■ **YOUR TASK**
Copy the records below exactly as they are written.

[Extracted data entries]
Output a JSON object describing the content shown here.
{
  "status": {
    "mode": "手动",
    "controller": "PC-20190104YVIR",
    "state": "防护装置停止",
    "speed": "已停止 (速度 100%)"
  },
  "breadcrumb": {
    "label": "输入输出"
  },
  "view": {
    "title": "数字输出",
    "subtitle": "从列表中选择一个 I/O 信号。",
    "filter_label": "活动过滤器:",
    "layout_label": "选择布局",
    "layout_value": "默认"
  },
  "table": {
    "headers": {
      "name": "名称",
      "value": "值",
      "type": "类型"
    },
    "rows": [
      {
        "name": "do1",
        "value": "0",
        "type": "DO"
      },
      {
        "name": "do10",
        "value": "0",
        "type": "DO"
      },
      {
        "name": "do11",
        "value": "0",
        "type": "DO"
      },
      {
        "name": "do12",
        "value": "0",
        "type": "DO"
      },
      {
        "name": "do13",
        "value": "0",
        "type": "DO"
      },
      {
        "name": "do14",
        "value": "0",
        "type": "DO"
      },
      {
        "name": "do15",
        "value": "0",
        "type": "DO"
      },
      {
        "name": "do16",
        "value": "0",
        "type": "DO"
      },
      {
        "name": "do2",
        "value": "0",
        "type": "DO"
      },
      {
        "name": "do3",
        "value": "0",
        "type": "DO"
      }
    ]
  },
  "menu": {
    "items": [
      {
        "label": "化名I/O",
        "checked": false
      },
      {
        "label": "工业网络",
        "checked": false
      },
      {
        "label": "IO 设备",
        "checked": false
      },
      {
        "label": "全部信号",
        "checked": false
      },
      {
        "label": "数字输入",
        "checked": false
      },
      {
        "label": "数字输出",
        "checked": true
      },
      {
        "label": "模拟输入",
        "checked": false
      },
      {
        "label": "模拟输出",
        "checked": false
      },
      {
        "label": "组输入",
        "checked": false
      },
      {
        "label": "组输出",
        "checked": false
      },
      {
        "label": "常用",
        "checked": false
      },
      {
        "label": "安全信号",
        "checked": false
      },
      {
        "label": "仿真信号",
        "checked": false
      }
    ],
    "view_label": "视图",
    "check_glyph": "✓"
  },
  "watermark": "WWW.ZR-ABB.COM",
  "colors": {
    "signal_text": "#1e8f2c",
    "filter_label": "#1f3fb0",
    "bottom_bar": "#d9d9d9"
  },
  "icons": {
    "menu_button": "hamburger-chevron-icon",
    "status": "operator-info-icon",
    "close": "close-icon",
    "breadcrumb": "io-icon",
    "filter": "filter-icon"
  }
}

■ **THE ANSWER**
Output a JSON object describing the content shown here.
{
  "status": {
    "mode": "手动",
    "controller": "PC-20190104YVIR",
    "state": "防护装置停止",
    "speed": "已停止 (速度 100%)"
  },
  "breadcrumb": {
    "label": "输入输出"
  },
  "view": {
    "title": "数字输出",
    "subtitle": "从列表中选择一个 I/O 信号。",
    "filter_label": "活动过滤器:",
    "layout_label": "选择布局",
    "layout_value": "默认"
  },
  "table": {
    "headers": {
      "name": "名称",
      "value": "值",
      "type": "类型"
    },
    "rows": [
      {
        "name": "do1",
        "value": "0",
        "type": "DO"
      },
      {
        "name": "do10",
        "value": "0",
        "type": "DO"
      },
      {
        "name": "do11",
        "value": "0",
        "type": "DO"
      },
      {
        "name": "do12",
        "value": "0",
        "type": "DO"
      },
      {
        "name": "do13",
        "value": "0",
        "type": "DO"
      },
      {
        "name": "do14",
        "value": "0",
        "type": "DO"
      },
      {
        "name": "do15",
        "value": "0",
        "type": "DO"
      },
      {
        "name": "do16",
        "value": "0",
        "type": "DO"
      },
      {
        "name": "do2",
        "value": "0",
        "type": "DO"
      },
      {
        "name": "do3",
        "value": "0",
        "type": "DO"
      }
    ]
  },
  "menu": {
    "items": [
      {
        "label": "化名I/O",
        "checked": false
      },
      {
        "label": "工业网络",
        "checked": false
      },
      {
        "label": "IO 设备",
        "checked": false
      },
      {
        "label": "全部信号",
        "checked": false
      },
      {
        "label": "数字输入",
        "checked": false
      },
      {
        "label": "数字输出",
        "checked": true
      },
      {
        "label": "模拟输入",
        "checked": false
      },
      {
        "label": "模拟输出",
        "checked": false
      },
      {
        "label": "组输入",
        "checked": false
      },
      {
        "label": "组输出",
        "checked": false
      },
      {
        "label": "常用",
        "checked": false
      },
      {
        "label": "安全信号",
        "checked": false
      },
      {
        "label": "仿真信号",
        "checked": false
      }
    ],
    "view_label": "视图",
    "check_glyph": "✓"
  },
  "watermark": "WWW.ZR-ABB.COM",
  "colors": {
    "signal_text": "#1e8f2c",
    "filter_label": "#1f3fb0",
    "bottom_bar": "#d9d9d9"
  },
  "icons": {
    "menu_button": "hamburger-chevron-icon",
    "status": "operator-info-icon",
    "close": "close-icon",
    "breadcrumb": "io-icon",
    "filter": "filter-icon"
  }
}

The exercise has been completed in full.